Stored items:
* * * *

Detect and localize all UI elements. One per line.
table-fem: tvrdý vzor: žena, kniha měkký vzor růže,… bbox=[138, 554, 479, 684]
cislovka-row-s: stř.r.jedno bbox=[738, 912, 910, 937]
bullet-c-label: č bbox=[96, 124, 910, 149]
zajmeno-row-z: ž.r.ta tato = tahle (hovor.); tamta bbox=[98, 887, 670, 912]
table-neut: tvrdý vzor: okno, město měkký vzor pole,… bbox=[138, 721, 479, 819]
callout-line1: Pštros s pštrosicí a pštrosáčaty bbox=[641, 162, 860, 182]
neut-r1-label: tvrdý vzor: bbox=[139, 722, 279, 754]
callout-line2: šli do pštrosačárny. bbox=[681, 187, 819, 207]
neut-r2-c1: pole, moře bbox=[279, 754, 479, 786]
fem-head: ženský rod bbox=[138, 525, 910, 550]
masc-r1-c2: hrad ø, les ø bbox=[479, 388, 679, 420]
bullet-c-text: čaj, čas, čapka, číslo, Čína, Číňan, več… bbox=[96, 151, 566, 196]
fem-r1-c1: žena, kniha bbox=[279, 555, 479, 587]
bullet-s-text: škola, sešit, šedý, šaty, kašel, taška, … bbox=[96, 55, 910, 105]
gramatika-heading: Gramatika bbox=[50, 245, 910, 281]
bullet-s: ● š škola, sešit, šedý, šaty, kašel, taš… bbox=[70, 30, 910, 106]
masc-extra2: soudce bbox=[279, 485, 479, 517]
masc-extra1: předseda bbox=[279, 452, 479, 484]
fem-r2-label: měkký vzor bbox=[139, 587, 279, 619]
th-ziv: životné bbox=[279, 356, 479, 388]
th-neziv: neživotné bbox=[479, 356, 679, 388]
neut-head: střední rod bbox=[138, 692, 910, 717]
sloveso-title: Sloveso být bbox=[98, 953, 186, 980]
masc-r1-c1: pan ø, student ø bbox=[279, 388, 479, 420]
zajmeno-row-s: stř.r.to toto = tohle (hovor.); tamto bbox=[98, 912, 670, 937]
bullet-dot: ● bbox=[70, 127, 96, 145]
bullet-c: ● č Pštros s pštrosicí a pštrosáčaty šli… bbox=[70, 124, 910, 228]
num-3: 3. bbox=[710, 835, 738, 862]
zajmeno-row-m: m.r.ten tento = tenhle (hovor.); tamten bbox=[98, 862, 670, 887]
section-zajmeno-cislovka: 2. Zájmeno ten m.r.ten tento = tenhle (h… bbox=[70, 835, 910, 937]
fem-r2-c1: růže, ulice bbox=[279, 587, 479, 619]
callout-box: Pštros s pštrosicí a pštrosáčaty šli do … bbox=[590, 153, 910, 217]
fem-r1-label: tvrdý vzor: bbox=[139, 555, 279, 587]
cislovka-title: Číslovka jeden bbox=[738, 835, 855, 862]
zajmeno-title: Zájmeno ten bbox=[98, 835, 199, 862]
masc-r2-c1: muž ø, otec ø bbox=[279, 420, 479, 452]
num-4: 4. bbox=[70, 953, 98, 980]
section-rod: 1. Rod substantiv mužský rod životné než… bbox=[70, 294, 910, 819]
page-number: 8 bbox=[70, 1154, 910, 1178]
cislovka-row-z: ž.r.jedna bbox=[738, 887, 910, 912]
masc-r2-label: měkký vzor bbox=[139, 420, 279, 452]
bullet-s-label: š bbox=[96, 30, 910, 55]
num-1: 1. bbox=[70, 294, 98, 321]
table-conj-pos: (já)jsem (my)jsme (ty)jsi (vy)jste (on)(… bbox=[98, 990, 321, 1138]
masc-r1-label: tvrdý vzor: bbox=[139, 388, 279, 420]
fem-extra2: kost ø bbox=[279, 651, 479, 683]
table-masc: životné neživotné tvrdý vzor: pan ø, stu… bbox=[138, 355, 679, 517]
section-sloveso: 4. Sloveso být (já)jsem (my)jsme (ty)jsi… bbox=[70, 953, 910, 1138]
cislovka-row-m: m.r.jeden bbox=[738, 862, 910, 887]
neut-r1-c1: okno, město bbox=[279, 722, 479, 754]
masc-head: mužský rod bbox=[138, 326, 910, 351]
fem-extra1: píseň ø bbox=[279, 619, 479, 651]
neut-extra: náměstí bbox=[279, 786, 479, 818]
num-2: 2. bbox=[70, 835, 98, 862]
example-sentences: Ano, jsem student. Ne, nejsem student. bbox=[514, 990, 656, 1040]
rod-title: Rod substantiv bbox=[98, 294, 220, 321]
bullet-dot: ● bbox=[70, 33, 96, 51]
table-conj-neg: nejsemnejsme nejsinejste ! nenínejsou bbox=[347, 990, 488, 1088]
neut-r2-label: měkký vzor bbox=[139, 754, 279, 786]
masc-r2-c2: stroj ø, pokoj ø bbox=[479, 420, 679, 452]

* * * *

▶ _Stated exercise_:
Update the data by replacing every "měkký vzor" with "soft pattern". Leave everything else unchanged.

▶ _Solution for this problem_:
Detect and localize all UI elements. One per line.
table-fem: tvrdý vzor: žena, kniha soft pattern růže,… bbox=[138, 554, 479, 684]
cislovka-row-s: stř.r.jedno bbox=[738, 912, 910, 937]
bullet-c-label: č bbox=[96, 124, 910, 149]
zajmeno-row-z: ž.r.ta tato = tahle (hovor.); tamta bbox=[98, 887, 670, 912]
table-neut: tvrdý vzor: okno, město soft pattern pole,… bbox=[138, 721, 479, 819]
callout-line1: Pštros s pštrosicí a pštrosáčaty bbox=[641, 162, 860, 182]
neut-r1-label: tvrdý vzor: bbox=[139, 722, 279, 754]
callout-line2: šli do pštrosačárny. bbox=[681, 187, 819, 207]
neut-r2-c1: pole, moře bbox=[279, 754, 479, 786]
fem-head: ženský rod bbox=[138, 525, 910, 550]
masc-r1-c2: hrad ø, les ø bbox=[479, 388, 679, 420]
bullet-c-text: čaj, čas, čapka, číslo, Čína, Číňan, več… bbox=[96, 151, 566, 196]
fem-r1-c1: žena, kniha bbox=[279, 555, 479, 587]
bullet-s-text: škola, sešit, šedý, šaty, kašel, taška, … bbox=[96, 55, 910, 105]
gramatika-heading: Gramatika bbox=[50, 245, 910, 281]
bullet-s: ● š škola, sešit, šedý, šaty, kašel, taš… bbox=[70, 30, 910, 106]
masc-extra2: soudce bbox=[279, 485, 479, 517]
masc-extra1: předseda bbox=[279, 452, 479, 484]
fem-r2-label: soft pattern bbox=[139, 587, 279, 619]
th-ziv: životné bbox=[279, 356, 479, 388]
th-neziv: neživotné bbox=[479, 356, 679, 388]
neut-head: střední rod bbox=[138, 692, 910, 717]
sloveso-title: Sloveso být bbox=[98, 953, 186, 980]
masc-r1-c1: pan ø, student ø bbox=[279, 388, 479, 420]
zajmeno-row-s: stř.r.to toto = tohle (hovor.); tamto bbox=[98, 912, 670, 937]
bullet-dot: ● bbox=[70, 127, 96, 145]
bullet-c: ● č Pštros s pštrosicí a pštrosáčaty šli… bbox=[70, 124, 910, 228]
num-3: 3. bbox=[710, 835, 738, 862]
zajmeno-row-m: m.r.ten tento = tenhle (hovor.); tamten bbox=[98, 862, 670, 887]
section-zajmeno-cislovka: 2. Zájmeno ten m.r.ten tento = tenhle (h… bbox=[70, 835, 910, 937]
fem-r2-c1: růže, ulice bbox=[279, 587, 479, 619]
callout-box: Pštros s pštrosicí a pštrosáčaty šli do … bbox=[590, 153, 910, 217]
fem-r1-label: tvrdý vzor: bbox=[139, 555, 279, 587]
cislovka-title: Číslovka jeden bbox=[738, 835, 855, 862]
zajmeno-title: Zájmeno ten bbox=[98, 835, 199, 862]
masc-r2-c1: muž ø, otec ø bbox=[279, 420, 479, 452]
num-4: 4. bbox=[70, 953, 98, 980]
section-rod: 1. Rod substantiv mužský rod životné než… bbox=[70, 294, 910, 819]
page-number: 8 bbox=[70, 1154, 910, 1178]
cislovka-row-z: ž.r.jedna bbox=[738, 887, 910, 912]
masc-r2-label: soft pattern bbox=[139, 420, 279, 452]
bullet-s-label: š bbox=[96, 30, 910, 55]
num-1: 1. bbox=[70, 294, 98, 321]
table-conj-pos: (já)jsem (my)jsme (ty)jsi (vy)jste (on)(… bbox=[98, 990, 321, 1138]
masc-r1-label: tvrdý vzor: bbox=[139, 388, 279, 420]
fem-extra2: kost ø bbox=[279, 651, 479, 683]
table-masc: životné neživotné tvrdý vzor: pan ø, stu… bbox=[138, 355, 679, 517]
section-sloveso: 4. Sloveso být (já)jsem (my)jsme (ty)jsi… bbox=[70, 953, 910, 1138]
cislovka-row-m: m.r.jeden bbox=[738, 862, 910, 887]
neut-r1-c1: okno, město bbox=[279, 722, 479, 754]
masc-head: mužský rod bbox=[138, 326, 910, 351]
fem-extra1: píseň ø bbox=[279, 619, 479, 651]
neut-extra: náměstí bbox=[279, 786, 479, 818]
num-2: 2. bbox=[70, 835, 98, 862]
example-sentences: Ano, jsem student. Ne, nejsem student. bbox=[514, 990, 656, 1040]
rod-title: Rod substantiv bbox=[98, 294, 220, 321]
bullet-dot: ● bbox=[70, 33, 96, 51]
table-conj-neg: nejsemnejsme nejsinejste ! nenínejsou bbox=[347, 990, 488, 1088]
neut-r2-label: soft pattern bbox=[139, 754, 279, 786]
masc-r2-c2: stroj ø, pokoj ø bbox=[479, 420, 679, 452]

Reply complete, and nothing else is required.